Extract the final stretch of the data: the line that contains "Enumerate this screenshot's" and every line after it, unaltered, and no other lines.

-=-=-

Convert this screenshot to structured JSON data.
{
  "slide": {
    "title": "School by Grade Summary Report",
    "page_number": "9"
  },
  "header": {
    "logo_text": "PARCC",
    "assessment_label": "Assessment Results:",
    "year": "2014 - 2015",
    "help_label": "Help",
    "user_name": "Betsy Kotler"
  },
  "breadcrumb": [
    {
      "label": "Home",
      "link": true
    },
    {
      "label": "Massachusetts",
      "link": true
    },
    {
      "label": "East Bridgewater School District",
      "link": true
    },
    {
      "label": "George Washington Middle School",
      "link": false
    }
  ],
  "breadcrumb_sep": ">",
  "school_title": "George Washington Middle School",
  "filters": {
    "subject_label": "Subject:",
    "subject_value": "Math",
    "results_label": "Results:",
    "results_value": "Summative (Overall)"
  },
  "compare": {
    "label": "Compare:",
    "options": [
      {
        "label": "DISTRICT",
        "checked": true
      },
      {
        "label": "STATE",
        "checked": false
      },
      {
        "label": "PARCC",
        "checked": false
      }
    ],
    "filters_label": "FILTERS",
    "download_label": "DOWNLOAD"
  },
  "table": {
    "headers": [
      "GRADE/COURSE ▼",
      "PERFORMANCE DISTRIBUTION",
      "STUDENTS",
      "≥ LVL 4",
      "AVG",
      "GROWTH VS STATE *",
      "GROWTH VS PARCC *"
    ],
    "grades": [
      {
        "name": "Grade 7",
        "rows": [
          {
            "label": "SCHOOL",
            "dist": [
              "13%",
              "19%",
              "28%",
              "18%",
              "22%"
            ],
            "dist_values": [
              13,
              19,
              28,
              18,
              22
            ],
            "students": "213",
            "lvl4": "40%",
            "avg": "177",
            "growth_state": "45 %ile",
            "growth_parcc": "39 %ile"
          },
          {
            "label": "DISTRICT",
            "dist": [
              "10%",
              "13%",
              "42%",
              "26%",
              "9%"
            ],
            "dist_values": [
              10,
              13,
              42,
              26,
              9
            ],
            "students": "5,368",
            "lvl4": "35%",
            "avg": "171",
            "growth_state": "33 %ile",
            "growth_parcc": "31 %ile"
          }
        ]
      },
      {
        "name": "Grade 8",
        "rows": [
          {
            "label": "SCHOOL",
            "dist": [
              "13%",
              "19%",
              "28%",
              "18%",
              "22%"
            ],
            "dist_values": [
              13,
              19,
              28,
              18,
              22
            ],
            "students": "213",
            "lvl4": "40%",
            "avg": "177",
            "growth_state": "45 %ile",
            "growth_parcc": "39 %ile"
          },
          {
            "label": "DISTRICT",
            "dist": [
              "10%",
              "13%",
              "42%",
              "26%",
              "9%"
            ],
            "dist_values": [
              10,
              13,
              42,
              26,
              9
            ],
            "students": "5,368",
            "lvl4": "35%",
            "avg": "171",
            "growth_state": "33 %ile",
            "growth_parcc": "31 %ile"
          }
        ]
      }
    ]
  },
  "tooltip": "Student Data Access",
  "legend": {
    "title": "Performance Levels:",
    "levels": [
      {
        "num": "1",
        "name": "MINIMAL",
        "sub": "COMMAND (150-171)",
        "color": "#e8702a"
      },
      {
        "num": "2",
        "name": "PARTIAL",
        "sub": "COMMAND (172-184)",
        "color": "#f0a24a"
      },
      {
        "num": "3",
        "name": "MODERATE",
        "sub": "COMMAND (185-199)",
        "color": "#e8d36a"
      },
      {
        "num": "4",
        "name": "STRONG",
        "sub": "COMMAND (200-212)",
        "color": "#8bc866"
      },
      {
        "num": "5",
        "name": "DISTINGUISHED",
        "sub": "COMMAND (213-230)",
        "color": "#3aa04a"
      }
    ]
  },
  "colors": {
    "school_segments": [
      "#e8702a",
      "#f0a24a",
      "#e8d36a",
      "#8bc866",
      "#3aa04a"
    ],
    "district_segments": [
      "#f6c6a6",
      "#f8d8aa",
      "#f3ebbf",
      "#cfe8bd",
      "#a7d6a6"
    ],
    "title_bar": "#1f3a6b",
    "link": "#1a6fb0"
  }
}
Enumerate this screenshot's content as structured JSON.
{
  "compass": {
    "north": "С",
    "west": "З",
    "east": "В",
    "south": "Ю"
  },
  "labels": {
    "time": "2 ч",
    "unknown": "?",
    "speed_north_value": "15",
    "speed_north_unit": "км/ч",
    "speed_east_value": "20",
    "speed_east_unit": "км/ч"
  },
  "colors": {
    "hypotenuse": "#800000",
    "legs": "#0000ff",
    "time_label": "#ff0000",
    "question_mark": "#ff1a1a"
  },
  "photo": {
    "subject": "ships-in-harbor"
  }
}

-=-=-

SOLUTION TO THIS PROBLEM -
Enumerate this screenshot's content as structured JSON.
{
  "compass": {
    "north": "С",
    "west": "З",
    "east": "В",
    "south": "Ю"
  },
  "labels": {
    "time": "2 ч",
    "unknown": "?",
    "speed_north_value": "15",
    "speed_north_unit": "км/ч",
    "speed_east_value": "20",
    "speed_east_unit": "км/ч"
  },
  "colors": {
    "hypotenuse": "#800000",
    "legs": "#0000ff",
    "time_label": "#ff0000",
    "question_mark": "#ff1a1a"
  },
  "photo": {
    "subject": "ships-in-harbor"
  }
}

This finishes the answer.